Given records >>
[Begin]

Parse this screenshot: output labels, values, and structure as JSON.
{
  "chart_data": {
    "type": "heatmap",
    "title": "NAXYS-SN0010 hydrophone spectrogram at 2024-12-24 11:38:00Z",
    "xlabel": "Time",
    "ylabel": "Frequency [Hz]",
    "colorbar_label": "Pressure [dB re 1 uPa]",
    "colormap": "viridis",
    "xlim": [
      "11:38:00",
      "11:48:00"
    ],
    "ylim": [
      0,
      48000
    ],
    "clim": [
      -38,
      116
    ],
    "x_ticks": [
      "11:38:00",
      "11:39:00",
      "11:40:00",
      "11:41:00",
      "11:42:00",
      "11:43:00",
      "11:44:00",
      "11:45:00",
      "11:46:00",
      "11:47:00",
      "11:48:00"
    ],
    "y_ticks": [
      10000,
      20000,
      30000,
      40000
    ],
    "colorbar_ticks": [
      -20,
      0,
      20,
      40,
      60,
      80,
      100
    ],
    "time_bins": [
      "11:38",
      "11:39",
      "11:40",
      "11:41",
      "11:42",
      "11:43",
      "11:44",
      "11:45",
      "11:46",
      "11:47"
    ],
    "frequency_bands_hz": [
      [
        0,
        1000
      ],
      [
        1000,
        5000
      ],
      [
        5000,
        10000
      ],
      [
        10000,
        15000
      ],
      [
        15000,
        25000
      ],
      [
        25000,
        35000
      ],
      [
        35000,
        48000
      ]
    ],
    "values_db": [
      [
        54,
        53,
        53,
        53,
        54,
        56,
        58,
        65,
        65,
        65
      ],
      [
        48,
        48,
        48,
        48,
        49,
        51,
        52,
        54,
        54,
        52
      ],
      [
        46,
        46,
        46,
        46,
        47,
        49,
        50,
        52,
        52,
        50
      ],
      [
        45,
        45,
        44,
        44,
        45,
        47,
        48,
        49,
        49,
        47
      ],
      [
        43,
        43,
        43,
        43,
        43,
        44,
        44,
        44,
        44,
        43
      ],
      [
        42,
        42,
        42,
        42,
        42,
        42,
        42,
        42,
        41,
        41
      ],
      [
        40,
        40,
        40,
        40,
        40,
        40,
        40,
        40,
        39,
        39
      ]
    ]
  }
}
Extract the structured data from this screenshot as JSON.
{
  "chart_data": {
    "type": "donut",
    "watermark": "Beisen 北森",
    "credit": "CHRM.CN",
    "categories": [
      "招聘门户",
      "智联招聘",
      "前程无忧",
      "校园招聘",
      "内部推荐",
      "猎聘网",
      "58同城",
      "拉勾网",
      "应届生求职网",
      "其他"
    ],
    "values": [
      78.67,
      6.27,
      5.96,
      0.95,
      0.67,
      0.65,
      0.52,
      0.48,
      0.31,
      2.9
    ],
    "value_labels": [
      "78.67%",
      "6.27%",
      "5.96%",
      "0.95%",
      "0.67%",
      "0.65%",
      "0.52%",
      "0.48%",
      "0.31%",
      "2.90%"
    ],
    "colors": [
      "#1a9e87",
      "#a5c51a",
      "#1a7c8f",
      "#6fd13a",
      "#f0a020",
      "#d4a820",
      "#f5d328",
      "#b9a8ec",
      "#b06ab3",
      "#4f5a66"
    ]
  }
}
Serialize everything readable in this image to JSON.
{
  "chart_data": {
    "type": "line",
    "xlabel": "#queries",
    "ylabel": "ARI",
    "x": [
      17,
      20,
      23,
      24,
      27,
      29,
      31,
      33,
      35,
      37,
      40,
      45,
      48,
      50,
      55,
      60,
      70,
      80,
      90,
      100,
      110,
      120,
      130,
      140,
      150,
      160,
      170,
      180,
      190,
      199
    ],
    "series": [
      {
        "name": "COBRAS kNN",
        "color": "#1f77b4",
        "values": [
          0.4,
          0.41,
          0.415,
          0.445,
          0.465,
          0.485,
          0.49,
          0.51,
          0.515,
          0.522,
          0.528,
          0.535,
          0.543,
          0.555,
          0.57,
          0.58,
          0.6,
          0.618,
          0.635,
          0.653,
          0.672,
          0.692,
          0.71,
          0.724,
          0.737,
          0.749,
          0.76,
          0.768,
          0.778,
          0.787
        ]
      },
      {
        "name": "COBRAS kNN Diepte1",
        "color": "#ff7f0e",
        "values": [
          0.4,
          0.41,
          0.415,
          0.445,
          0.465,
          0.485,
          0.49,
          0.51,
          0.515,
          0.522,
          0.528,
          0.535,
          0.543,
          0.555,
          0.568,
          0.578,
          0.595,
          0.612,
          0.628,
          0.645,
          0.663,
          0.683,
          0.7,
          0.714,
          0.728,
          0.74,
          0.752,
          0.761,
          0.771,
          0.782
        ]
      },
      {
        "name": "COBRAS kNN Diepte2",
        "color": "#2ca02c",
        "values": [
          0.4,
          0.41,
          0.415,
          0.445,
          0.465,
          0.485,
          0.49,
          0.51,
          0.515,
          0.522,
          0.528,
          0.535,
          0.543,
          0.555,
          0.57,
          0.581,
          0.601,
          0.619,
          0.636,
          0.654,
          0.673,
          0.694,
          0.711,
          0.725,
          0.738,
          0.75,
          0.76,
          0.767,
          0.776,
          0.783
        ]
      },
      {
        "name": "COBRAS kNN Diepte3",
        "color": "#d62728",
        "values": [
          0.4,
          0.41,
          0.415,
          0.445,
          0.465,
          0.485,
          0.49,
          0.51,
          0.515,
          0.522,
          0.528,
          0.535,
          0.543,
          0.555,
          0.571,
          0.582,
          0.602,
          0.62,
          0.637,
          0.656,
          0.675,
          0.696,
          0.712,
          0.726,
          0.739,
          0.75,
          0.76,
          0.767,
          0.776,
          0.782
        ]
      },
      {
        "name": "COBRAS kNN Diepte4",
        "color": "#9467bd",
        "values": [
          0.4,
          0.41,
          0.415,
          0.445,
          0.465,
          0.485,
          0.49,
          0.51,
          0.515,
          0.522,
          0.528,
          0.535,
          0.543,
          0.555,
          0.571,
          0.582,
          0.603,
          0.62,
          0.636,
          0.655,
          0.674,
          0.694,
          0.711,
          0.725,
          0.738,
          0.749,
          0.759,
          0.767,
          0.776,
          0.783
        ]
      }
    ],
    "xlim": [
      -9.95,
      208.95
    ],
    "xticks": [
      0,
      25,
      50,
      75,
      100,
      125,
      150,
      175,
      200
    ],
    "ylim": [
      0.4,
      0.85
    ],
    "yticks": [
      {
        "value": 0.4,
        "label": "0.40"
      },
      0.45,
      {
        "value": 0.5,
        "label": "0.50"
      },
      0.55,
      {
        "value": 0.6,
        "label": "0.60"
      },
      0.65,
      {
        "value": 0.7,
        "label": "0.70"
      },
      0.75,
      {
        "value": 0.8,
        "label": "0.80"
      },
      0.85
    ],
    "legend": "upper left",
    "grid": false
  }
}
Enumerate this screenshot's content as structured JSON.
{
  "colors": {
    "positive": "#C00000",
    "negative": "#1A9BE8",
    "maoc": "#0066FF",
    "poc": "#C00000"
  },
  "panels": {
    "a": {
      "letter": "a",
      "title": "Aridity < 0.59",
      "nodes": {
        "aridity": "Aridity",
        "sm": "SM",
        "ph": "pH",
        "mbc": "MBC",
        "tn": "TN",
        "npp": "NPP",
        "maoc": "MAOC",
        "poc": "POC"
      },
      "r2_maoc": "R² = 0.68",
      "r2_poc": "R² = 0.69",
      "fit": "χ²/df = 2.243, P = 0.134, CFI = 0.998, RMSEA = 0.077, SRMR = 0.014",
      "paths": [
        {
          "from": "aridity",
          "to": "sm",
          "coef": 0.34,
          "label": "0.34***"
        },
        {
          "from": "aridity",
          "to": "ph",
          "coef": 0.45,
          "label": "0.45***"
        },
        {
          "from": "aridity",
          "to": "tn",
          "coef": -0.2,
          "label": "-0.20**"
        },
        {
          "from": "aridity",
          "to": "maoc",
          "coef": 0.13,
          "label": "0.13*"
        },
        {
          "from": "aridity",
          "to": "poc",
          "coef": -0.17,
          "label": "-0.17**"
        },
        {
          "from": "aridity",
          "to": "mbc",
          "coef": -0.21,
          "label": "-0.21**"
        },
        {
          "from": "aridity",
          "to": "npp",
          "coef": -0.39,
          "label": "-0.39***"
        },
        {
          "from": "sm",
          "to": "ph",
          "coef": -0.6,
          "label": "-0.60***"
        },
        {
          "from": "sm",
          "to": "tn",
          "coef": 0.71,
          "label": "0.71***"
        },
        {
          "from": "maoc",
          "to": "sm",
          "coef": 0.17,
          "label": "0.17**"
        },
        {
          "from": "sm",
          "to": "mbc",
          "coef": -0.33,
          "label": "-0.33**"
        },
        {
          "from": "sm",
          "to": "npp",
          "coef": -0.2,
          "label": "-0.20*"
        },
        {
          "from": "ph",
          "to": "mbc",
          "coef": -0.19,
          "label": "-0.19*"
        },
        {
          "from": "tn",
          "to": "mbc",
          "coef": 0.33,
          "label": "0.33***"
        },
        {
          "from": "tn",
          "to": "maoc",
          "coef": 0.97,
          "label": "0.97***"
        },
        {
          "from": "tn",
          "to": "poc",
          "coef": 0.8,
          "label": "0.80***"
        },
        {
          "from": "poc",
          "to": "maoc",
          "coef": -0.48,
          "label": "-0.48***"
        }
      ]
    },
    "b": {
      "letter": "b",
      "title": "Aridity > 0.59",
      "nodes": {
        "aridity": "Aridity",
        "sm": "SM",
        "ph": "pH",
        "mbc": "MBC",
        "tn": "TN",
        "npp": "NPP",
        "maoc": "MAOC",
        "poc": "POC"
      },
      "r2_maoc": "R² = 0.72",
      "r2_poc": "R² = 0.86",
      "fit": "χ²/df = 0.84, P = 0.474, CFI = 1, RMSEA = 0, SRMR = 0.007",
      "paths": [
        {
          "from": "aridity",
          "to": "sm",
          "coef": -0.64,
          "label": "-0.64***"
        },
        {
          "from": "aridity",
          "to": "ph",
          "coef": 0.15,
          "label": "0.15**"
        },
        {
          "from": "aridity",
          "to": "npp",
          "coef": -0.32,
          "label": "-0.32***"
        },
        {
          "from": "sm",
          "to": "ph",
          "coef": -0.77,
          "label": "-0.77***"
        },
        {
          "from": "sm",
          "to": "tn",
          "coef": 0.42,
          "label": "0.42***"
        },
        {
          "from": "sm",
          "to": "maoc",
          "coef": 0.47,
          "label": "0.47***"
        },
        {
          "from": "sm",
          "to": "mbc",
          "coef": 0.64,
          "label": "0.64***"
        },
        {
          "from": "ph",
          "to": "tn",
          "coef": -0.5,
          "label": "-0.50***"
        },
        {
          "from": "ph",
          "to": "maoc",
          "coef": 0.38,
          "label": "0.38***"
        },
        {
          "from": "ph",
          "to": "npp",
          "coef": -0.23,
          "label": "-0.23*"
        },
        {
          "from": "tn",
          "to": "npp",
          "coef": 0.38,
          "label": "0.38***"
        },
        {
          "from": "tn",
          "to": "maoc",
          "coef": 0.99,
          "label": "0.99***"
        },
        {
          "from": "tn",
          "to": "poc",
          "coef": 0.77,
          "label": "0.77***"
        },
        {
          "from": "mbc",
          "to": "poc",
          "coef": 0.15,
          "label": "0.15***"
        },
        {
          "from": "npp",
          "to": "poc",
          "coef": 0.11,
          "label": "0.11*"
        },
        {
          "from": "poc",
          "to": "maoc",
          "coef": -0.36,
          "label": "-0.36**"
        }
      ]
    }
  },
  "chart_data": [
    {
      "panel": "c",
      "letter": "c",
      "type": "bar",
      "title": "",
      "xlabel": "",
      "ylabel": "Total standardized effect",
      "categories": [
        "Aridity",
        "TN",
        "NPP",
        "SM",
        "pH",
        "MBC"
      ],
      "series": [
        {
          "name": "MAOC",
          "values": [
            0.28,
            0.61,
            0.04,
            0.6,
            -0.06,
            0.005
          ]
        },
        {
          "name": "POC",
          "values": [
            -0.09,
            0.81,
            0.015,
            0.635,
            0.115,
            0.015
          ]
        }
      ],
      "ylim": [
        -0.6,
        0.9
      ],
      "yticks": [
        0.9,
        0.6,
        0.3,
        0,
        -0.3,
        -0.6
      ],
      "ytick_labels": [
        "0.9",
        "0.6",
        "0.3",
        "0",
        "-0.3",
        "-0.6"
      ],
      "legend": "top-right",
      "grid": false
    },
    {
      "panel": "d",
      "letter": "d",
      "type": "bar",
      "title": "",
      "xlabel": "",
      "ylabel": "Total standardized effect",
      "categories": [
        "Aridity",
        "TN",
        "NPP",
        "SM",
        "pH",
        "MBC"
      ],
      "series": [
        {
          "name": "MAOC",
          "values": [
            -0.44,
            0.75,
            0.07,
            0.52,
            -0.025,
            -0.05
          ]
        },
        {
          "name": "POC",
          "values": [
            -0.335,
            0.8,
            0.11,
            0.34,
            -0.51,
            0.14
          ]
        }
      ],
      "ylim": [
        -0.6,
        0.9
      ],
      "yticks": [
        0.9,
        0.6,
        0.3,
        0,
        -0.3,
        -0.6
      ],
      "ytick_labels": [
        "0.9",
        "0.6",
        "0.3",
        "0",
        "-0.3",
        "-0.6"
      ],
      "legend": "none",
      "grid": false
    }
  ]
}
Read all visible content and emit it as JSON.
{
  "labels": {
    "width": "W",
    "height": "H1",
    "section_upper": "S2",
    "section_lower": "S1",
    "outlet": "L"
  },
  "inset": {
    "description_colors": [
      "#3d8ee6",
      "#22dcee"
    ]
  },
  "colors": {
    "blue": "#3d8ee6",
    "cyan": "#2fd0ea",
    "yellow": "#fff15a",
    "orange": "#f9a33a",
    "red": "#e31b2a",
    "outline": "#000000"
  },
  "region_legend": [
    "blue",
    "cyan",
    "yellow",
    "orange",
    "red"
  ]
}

[End]

Problem to solve >>
Set down exactly what runs from the line with "Read all visible content and emit it as JSON." to the last line of the data above, including both of those lines and no others.

Result of the exercise >>
Read all visible content and emit it as JSON.
{
  "labels": {
    "width": "W",
    "height": "H1",
    "section_upper": "S2",
    "section_lower": "S1",
    "outlet": "L"
  },
  "inset": {
    "description_colors": [
      "#3d8ee6",
      "#22dcee"
    ]
  },
  "colors": {
    "blue": "#3d8ee6",
    "cyan": "#2fd0ea",
    "yellow": "#fff15a",
    "orange": "#f9a33a",
    "red": "#e31b2a",
    "outline": "#000000"
  },
  "region_legend": [
    "blue",
    "cyan",
    "yellow",
    "orange",
    "red"
  ]
}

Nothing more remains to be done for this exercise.